##### MATERIAL SUPPLIED

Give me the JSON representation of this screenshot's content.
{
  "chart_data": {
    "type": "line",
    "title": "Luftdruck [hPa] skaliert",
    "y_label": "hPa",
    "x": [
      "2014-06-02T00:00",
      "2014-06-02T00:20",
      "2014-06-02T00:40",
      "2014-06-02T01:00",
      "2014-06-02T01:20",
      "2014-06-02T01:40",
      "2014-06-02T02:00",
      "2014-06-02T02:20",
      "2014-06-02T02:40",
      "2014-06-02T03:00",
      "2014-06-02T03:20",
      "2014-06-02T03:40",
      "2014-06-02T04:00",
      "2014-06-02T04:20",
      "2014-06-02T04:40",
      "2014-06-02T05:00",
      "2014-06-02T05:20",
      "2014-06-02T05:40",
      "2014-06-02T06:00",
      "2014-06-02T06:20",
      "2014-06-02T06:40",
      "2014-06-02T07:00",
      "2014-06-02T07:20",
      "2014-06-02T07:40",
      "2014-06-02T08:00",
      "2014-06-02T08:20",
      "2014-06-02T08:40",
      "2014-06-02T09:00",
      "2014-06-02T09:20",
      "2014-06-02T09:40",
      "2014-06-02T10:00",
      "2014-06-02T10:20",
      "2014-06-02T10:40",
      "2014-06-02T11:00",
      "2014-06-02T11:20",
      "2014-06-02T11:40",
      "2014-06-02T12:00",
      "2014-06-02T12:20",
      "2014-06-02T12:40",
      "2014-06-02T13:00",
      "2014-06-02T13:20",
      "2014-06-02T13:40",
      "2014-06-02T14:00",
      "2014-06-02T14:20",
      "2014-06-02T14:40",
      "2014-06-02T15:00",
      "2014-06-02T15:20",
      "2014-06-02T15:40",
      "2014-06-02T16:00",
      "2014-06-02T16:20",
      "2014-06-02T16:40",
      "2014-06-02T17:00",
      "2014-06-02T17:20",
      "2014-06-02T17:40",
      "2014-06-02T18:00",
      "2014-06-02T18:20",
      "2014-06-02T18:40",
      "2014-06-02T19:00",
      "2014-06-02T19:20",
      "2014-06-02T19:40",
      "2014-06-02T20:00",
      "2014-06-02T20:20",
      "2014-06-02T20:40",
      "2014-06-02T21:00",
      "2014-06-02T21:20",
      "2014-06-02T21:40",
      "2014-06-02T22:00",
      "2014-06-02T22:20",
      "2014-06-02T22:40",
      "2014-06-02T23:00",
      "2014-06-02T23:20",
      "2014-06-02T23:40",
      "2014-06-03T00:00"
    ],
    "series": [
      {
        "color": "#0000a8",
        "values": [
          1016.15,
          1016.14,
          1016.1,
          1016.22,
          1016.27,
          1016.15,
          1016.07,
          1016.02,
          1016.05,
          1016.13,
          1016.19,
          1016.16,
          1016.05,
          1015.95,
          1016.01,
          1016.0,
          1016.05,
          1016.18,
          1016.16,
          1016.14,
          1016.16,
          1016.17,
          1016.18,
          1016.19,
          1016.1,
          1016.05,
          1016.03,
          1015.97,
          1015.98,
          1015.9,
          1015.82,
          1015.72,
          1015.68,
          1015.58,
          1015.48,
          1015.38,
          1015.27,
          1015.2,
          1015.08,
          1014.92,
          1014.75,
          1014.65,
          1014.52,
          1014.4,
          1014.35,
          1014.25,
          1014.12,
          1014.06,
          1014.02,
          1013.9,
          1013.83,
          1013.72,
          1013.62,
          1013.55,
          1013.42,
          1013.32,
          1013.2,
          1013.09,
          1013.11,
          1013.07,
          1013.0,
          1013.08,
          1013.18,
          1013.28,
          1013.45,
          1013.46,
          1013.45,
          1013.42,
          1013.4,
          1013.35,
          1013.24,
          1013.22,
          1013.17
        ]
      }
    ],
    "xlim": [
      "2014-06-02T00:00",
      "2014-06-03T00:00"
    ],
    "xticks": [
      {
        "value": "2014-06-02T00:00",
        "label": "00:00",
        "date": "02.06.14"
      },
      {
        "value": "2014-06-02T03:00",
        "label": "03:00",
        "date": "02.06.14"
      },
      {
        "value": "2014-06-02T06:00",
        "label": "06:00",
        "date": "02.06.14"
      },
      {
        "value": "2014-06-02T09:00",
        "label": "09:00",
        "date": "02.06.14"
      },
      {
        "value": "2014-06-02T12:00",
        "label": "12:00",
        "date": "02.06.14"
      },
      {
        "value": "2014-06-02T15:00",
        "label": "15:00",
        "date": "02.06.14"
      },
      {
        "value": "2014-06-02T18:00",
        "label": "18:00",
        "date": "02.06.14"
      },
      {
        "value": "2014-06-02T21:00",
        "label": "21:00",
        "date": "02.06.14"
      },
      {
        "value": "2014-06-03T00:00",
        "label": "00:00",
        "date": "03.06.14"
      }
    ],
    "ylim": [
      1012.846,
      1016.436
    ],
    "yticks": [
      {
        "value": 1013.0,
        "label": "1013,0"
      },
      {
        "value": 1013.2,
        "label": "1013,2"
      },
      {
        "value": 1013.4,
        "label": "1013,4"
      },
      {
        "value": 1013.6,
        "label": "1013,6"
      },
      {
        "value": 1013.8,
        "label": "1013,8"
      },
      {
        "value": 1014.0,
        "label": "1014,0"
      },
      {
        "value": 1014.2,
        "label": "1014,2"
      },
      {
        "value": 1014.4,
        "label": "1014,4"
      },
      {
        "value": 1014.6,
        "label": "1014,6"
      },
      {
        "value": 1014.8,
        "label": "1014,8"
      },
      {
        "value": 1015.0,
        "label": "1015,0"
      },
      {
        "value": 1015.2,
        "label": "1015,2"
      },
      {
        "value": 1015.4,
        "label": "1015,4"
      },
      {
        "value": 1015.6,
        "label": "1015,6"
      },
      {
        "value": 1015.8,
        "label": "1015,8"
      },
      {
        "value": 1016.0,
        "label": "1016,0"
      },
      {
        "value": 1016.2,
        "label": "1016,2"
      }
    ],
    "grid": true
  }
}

##########

**GIVEN TASK**
Word for word, restate all of the data shown above.

**THE REPLY**
Give me the JSON representation of this screenshot's content.
{
  "chart_data": {
    "type": "line",
    "title": "Luftdruck [hPa] skaliert",
    "y_label": "hPa",
    "x": [
      "2014-06-02T00:00",
      "2014-06-02T00:20",
      "2014-06-02T00:40",
      "2014-06-02T01:00",
      "2014-06-02T01:20",
      "2014-06-02T01:40",
      "2014-06-02T02:00",
      "2014-06-02T02:20",
      "2014-06-02T02:40",
      "2014-06-02T03:00",
      "2014-06-02T03:20",
      "2014-06-02T03:40",
      "2014-06-02T04:00",
      "2014-06-02T04:20",
      "2014-06-02T04:40",
      "2014-06-02T05:00",
      "2014-06-02T05:20",
      "2014-06-02T05:40",
      "2014-06-02T06:00",
      "2014-06-02T06:20",
      "2014-06-02T06:40",
      "2014-06-02T07:00",
      "2014-06-02T07:20",
      "2014-06-02T07:40",
      "2014-06-02T08:00",
      "2014-06-02T08:20",
      "2014-06-02T08:40",
      "2014-06-02T09:00",
      "2014-06-02T09:20",
      "2014-06-02T09:40",
      "2014-06-02T10:00",
      "2014-06-02T10:20",
      "2014-06-02T10:40",
      "2014-06-02T11:00",
      "2014-06-02T11:20",
      "2014-06-02T11:40",
      "2014-06-02T12:00",
      "2014-06-02T12:20",
      "2014-06-02T12:40",
      "2014-06-02T13:00",
      "2014-06-02T13:20",
      "2014-06-02T13:40",
      "2014-06-02T14:00",
      "2014-06-02T14:20",
      "2014-06-02T14:40",
      "2014-06-02T15:00",
      "2014-06-02T15:20",
      "2014-06-02T15:40",
      "2014-06-02T16:00",
      "2014-06-02T16:20",
      "2014-06-02T16:40",
      "2014-06-02T17:00",
      "2014-06-02T17:20",
      "2014-06-02T17:40",
      "2014-06-02T18:00",
      "2014-06-02T18:20",
      "2014-06-02T18:40",
      "2014-06-02T19:00",
      "2014-06-02T19:20",
      "2014-06-02T19:40",
      "2014-06-02T20:00",
      "2014-06-02T20:20",
      "2014-06-02T20:40",
      "2014-06-02T21:00",
      "2014-06-02T21:20",
      "2014-06-02T21:40",
      "2014-06-02T22:00",
      "2014-06-02T22:20",
      "2014-06-02T22:40",
      "2014-06-02T23:00",
      "2014-06-02T23:20",
      "2014-06-02T23:40",
      "2014-06-03T00:00"
    ],
    "series": [
      {
        "color": "#0000a8",
        "values": [
          1016.15,
          1016.14,
          1016.1,
          1016.22,
          1016.27,
          1016.15,
          1016.07,
          1016.02,
          1016.05,
          1016.13,
          1016.19,
          1016.16,
          1016.05,
          1015.95,
          1016.01,
          1016.0,
          1016.05,
          1016.18,
          1016.16,
          1016.14,
          1016.16,
          1016.17,
          1016.18,
          1016.19,
          1016.1,
          1016.05,
          1016.03,
          1015.97,
          1015.98,
          1015.9,
          1015.82,
          1015.72,
          1015.68,
          1015.58,
          1015.48,
          1015.38,
          1015.27,
          1015.2,
          1015.08,
          1014.92,
          1014.75,
          1014.65,
          1014.52,
          1014.4,
          1014.35,
          1014.25,
          1014.12,
          1014.06,
          1014.02,
          1013.9,
          1013.83,
          1013.72,
          1013.62,
          1013.55,
          1013.42,
          1013.32,
          1013.2,
          1013.09,
          1013.11,
          1013.07,
          1013.0,
          1013.08,
          1013.18,
          1013.28,
          1013.45,
          1013.46,
          1013.45,
          1013.42,
          1013.4,
          1013.35,
          1013.24,
          1013.22,
          1013.17
        ]
      }
    ],
    "xlim": [
      "2014-06-02T00:00",
      "2014-06-03T00:00"
    ],
    "xticks": [
      {
        "value": "2014-06-02T00:00",
        "label": "00:00",
        "date": "02.06.14"
      },
      {
        "value": "2014-06-02T03:00",
        "label": "03:00",
        "date": "02.06.14"
      },
      {
        "value": "2014-06-02T06:00",
        "label": "06:00",
        "date": "02.06.14"
      },
      {
        "value": "2014-06-02T09:00",
        "label": "09:00",
        "date": "02.06.14"
      },
      {
        "value": "2014-06-02T12:00",
        "label": "12:00",
        "date": "02.06.14"
      },
      {
        "value": "2014-06-02T15:00",
        "label": "15:00",
        "date": "02.06.14"
      },
      {
        "value": "2014-06-02T18:00",
        "label": "18:00",
        "date": "02.06.14"
      },
      {
        "value": "2014-06-02T21:00",
        "label": "21:00",
        "date": "02.06.14"
      },
      {
        "value": "2014-06-03T00:00",
        "label": "00:00",
        "date": "03.06.14"
      }
    ],
    "ylim": [
      1012.846,
      1016.436
    ],
    "yticks": [
      {
        "value": 1013.0,
        "label": "1013,0"
      },
      {
        "value": 1013.2,
        "label": "1013,2"
      },
      {
        "value": 1013.4,
        "label": "1013,4"
      },
      {
        "value": 1013.6,
        "label": "1013,6"
      },
      {
        "value": 1013.8,
        "label": "1013,8"
      },
      {
        "value": 1014.0,
        "label": "1014,0"
      },
      {
        "value": 1014.2,
        "label": "1014,2"
      },
      {
        "value": 1014.4,
        "label": "1014,4"
      },
      {
        "value": 1014.6,
        "label": "1014,6"
      },
      {
        "value": 1014.8,
        "label": "1014,8"
      },
      {
        "value": 1015.0,
        "label": "1015,0"
      },
      {
        "value": 1015.2,
        "label": "1015,2"
      },
      {
        "value": 1015.4,
        "label": "1015,4"
      },
      {
        "value": 1015.6,
        "label": "1015,6"
      },
      {
        "value": 1015.8,
        "label": "1015,8"
      },
      {
        "value": 1016.0,
        "label": "1016,0"
      },
      {
        "value": 1016.2,
        "label": "1016,2"
      }
    ],
    "grid": true
  }
}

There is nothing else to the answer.